### THE REQUEST
Print every entry exactly as written.

### RAW DATA
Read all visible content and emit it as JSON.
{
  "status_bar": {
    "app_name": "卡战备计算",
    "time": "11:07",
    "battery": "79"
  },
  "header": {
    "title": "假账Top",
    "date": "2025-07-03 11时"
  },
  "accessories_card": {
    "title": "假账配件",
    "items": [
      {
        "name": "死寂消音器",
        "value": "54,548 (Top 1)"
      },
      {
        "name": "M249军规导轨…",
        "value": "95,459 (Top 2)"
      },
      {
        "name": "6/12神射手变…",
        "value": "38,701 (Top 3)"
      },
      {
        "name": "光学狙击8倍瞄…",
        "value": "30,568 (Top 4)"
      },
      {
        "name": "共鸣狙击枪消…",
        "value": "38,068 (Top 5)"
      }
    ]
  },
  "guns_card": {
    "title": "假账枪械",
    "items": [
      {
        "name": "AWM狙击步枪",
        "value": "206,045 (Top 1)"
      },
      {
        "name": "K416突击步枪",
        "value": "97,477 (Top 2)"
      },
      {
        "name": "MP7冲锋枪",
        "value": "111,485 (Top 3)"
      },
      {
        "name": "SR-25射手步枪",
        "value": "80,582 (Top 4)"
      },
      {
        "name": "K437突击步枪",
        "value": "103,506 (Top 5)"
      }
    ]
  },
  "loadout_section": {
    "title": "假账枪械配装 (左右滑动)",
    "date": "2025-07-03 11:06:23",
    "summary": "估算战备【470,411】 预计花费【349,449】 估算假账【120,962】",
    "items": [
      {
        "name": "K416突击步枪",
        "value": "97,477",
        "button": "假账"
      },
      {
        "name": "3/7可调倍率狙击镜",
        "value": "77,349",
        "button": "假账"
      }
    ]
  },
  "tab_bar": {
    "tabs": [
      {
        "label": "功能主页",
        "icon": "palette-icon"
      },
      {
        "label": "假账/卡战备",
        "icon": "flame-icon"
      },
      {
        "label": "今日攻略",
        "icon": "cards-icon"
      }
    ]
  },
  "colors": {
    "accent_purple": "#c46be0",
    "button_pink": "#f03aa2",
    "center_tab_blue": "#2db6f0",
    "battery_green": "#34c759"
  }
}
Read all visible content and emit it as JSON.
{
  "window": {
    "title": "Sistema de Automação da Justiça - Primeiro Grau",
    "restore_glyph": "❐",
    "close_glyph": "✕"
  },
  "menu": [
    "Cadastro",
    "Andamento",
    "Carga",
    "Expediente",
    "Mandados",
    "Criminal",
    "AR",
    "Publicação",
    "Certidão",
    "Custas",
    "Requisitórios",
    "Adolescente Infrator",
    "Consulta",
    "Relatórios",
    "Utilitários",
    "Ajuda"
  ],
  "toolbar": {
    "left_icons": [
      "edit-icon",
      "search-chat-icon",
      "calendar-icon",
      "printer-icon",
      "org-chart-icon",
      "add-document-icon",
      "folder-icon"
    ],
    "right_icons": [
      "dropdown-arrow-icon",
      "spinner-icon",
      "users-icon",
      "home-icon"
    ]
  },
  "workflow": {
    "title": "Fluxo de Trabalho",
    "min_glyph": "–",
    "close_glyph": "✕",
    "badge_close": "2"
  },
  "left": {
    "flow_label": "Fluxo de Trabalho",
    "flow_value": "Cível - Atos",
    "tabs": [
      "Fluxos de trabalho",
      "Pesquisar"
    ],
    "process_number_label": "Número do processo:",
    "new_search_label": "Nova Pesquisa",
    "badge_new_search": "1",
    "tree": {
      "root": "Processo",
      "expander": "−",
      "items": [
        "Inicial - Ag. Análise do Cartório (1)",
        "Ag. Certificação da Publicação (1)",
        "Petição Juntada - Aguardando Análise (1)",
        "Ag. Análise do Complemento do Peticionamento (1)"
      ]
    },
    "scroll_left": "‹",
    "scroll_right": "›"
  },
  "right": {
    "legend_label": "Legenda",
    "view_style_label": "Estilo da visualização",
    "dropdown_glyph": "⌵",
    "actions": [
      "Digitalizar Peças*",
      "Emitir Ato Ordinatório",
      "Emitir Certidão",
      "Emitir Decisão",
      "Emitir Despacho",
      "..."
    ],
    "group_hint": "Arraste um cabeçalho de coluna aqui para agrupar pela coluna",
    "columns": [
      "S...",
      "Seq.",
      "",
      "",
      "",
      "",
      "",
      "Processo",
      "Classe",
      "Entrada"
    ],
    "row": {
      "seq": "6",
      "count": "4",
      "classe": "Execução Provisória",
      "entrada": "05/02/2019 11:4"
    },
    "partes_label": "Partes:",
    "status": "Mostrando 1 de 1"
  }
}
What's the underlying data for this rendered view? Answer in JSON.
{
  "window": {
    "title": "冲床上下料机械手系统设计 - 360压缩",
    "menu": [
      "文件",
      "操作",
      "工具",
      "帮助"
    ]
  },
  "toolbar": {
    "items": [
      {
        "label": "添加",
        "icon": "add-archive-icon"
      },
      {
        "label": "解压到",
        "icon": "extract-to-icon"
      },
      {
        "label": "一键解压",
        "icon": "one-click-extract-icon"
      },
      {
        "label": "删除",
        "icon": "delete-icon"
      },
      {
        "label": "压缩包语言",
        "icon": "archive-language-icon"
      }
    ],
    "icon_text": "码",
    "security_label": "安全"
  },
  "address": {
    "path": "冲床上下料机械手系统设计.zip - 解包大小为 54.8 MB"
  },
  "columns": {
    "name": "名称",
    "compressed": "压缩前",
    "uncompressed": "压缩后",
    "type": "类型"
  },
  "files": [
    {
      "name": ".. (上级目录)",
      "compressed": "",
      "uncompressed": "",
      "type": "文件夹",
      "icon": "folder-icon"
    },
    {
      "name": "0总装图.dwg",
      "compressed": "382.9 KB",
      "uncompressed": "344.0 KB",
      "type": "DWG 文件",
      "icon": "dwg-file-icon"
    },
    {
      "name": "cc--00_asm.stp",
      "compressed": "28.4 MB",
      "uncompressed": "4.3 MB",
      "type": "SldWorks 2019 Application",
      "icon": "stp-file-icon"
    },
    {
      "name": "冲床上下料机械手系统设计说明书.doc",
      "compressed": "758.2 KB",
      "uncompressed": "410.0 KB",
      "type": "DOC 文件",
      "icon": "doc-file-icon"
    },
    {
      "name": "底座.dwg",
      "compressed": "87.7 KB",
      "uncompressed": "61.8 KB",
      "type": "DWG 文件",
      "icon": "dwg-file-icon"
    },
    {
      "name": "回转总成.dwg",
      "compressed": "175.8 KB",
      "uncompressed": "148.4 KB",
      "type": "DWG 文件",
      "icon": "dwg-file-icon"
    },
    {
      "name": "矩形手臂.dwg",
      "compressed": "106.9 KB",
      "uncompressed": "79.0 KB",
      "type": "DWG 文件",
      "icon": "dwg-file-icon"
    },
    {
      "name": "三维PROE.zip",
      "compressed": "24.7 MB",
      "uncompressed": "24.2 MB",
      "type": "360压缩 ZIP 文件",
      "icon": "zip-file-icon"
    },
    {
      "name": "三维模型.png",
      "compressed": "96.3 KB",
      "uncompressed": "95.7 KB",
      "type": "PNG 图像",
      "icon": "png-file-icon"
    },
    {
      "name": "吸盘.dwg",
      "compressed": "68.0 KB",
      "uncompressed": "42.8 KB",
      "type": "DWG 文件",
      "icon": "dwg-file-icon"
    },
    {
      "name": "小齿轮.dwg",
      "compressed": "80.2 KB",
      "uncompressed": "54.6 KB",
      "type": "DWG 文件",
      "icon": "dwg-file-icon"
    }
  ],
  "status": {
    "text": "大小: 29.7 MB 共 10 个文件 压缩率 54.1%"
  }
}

### EXERCISE OUTPUT
Read all visible content and emit it as JSON.
{
  "status_bar": {
    "app_name": "卡战备计算",
    "time": "11:07",
    "battery": "79"
  },
  "header": {
    "title": "假账Top",
    "date": "2025-07-03 11时"
  },
  "accessories_card": {
    "title": "假账配件",
    "items": [
      {
        "name": "死寂消音器",
        "value": "54,548 (Top 1)"
      },
      {
        "name": "M249军规导轨…",
        "value": "95,459 (Top 2)"
      },
      {
        "name": "6/12神射手变…",
        "value": "38,701 (Top 3)"
      },
      {
        "name": "光学狙击8倍瞄…",
        "value": "30,568 (Top 4)"
      },
      {
        "name": "共鸣狙击枪消…",
        "value": "38,068 (Top 5)"
      }
    ]
  },
  "guns_card": {
    "title": "假账枪械",
    "items": [
      {
        "name": "AWM狙击步枪",
        "value": "206,045 (Top 1)"
      },
      {
        "name": "K416突击步枪",
        "value": "97,477 (Top 2)"
      },
      {
        "name": "MP7冲锋枪",
        "value": "111,485 (Top 3)"
      },
      {
        "name": "SR-25射手步枪",
        "value": "80,582 (Top 4)"
      },
      {
        "name": "K437突击步枪",
        "value": "103,506 (Top 5)"
      }
    ]
  },
  "loadout_section": {
    "title": "假账枪械配装 (左右滑动)",
    "date": "2025-07-03 11:06:23",
    "summary": "估算战备【470,411】 预计花费【349,449】 估算假账【120,962】",
    "items": [
      {
        "name": "K416突击步枪",
        "value": "97,477",
        "button": "假账"
      },
      {
        "name": "3/7可调倍率狙击镜",
        "value": "77,349",
        "button": "假账"
      }
    ]
  },
  "tab_bar": {
    "tabs": [
      {
        "label": "功能主页",
        "icon": "palette-icon"
      },
      {
        "label": "假账/卡战备",
        "icon": "flame-icon"
      },
      {
        "label": "今日攻略",
        "icon": "cards-icon"
      }
    ]
  },
  "colors": {
    "accent_purple": "#c46be0",
    "button_pink": "#f03aa2",
    "center_tab_blue": "#2db6f0",
    "battery_green": "#34c759"
  }
}
Read all visible content and emit it as JSON.
{
  "window": {
    "title": "Sistema de Automação da Justiça - Primeiro Grau",
    "restore_glyph": "❐",
    "close_glyph": "✕"
  },
  "menu": [
    "Cadastro",
    "Andamento",
    "Carga",
    "Expediente",
    "Mandados",
    "Criminal",
    "AR",
    "Publicação",
    "Certidão",
    "Custas",
    "Requisitórios",
    "Adolescente Infrator",
    "Consulta",
    "Relatórios",
    "Utilitários",
    "Ajuda"
  ],
  "toolbar": {
    "left_icons": [
      "edit-icon",
      "search-chat-icon",
      "calendar-icon",
      "printer-icon",
      "org-chart-icon",
      "add-document-icon",
      "folder-icon"
    ],
    "right_icons": [
      "dropdown-arrow-icon",
      "spinner-icon",
      "users-icon",
      "home-icon"
    ]
  },
  "workflow": {
    "title": "Fluxo de Trabalho",
    "min_glyph": "–",
    "close_glyph": "✕",
    "badge_close": "2"
  },
  "left": {
    "flow_label": "Fluxo de Trabalho",
    "flow_value": "Cível - Atos",
    "tabs": [
      "Fluxos de trabalho",
      "Pesquisar"
    ],
    "process_number_label": "Número do processo:",
    "new_search_label": "Nova Pesquisa",
    "badge_new_search": "1",
    "tree": {
      "root": "Processo",
      "expander": "−",
      "items": [
        "Inicial - Ag. Análise do Cartório (1)",
        "Ag. Certificação da Publicação (1)",
        "Petição Juntada - Aguardando Análise (1)",
        "Ag. Análise do Complemento do Peticionamento (1)"
      ]
    },
    "scroll_left": "‹",
    "scroll_right": "›"
  },
  "right": {
    "legend_label": "Legenda",
    "view_style_label": "Estilo da visualização",
    "dropdown_glyph": "⌵",
    "actions": [
      "Digitalizar Peças*",
      "Emitir Ato Ordinatório",
      "Emitir Certidão",
      "Emitir Decisão",
      "Emitir Despacho",
      "..."
    ],
    "group_hint": "Arraste um cabeçalho de coluna aqui para agrupar pela coluna",
    "columns": [
      "S...",
      "Seq.",
      "",
      "",
      "",
      "",
      "",
      "Processo",
      "Classe",
      "Entrada"
    ],
    "row": {
      "seq": "6",
      "count": "4",
      "classe": "Execução Provisória",
      "entrada": "05/02/2019 11:4"
    },
    "partes_label": "Partes:",
    "status": "Mostrando 1 de 1"
  }
}
What's the underlying data for this rendered view? Answer in JSON.
{
  "window": {
    "title": "冲床上下料机械手系统设计 - 360压缩",
    "menu": [
      "文件",
      "操作",
      "工具",
      "帮助"
    ]
  },
  "toolbar": {
    "items": [
      {
        "label": "添加",
        "icon": "add-archive-icon"
      },
      {
        "label": "解压到",
        "icon": "extract-to-icon"
      },
      {
        "label": "一键解压",
        "icon": "one-click-extract-icon"
      },
      {
        "label": "删除",
        "icon": "delete-icon"
      },
      {
        "label": "压缩包语言",
        "icon": "archive-language-icon"
      }
    ],
    "icon_text": "码",
    "security_label": "安全"
  },
  "address": {
    "path": "冲床上下料机械手系统设计.zip - 解包大小为 54.8 MB"
  },
  "columns": {
    "name": "名称",
    "compressed": "压缩前",
    "uncompressed": "压缩后",
    "type": "类型"
  },
  "files": [
    {
      "name": ".. (上级目录)",
      "compressed": "",
      "uncompressed": "",
      "type": "文件夹",
      "icon": "folder-icon"
    },
    {
      "name": "0总装图.dwg",
      "compressed": "382.9 KB",
      "uncompressed": "344.0 KB",
      "type": "DWG 文件",
      "icon": "dwg-file-icon"
    },
    {
      "name": "cc--00_asm.stp",
      "compressed": "28.4 MB",
      "uncompressed": "4.3 MB",
      "type": "SldWorks 2019 Application",
      "icon": "stp-file-icon"
    },
    {
      "name": "冲床上下料机械手系统设计说明书.doc",
      "compressed": "758.2 KB",
      "uncompressed": "410.0 KB",
      "type": "DOC 文件",
      "icon": "doc-file-icon"
    },
    {
      "name": "底座.dwg",
      "compressed": "87.7 KB",
      "uncompressed": "61.8 KB",
      "type": "DWG 文件",
      "icon": "dwg-file-icon"
    },
    {
      "name": "回转总成.dwg",
      "compressed": "175.8 KB",
      "uncompressed": "148.4 KB",
      "type": "DWG 文件",
      "icon": "dwg-file-icon"
    },
    {
      "name": "矩形手臂.dwg",
      "compressed": "106.9 KB",
      "uncompressed": "79.0 KB",
      "type": "DWG 文件",
      "icon": "dwg-file-icon"
    },
    {
      "name": "三维PROE.zip",
      "compressed": "24.7 MB",
      "uncompressed": "24.2 MB",
      "type": "360压缩 ZIP 文件",
      "icon": "zip-file-icon"
    },
    {
      "name": "三维模型.png",
      "compressed": "96.3 KB",
      "uncompressed": "95.7 KB",
      "type": "PNG 图像",
      "icon": "png-file-icon"
    },
    {
      "name": "吸盘.dwg",
      "compressed": "68.0 KB",
      "uncompressed": "42.8 KB",
      "type": "DWG 文件",
      "icon": "dwg-file-icon"
    },
    {
      "name": "小齿轮.dwg",
      "compressed": "80.2 KB",
      "uncompressed": "54.6 KB",
      "type": "DWG 文件",
      "icon": "dwg-file-icon"
    }
  ],
  "status": {
    "text": "大小: 29.7 MB 共 10 个文件 压缩率 54.1%"
  }
}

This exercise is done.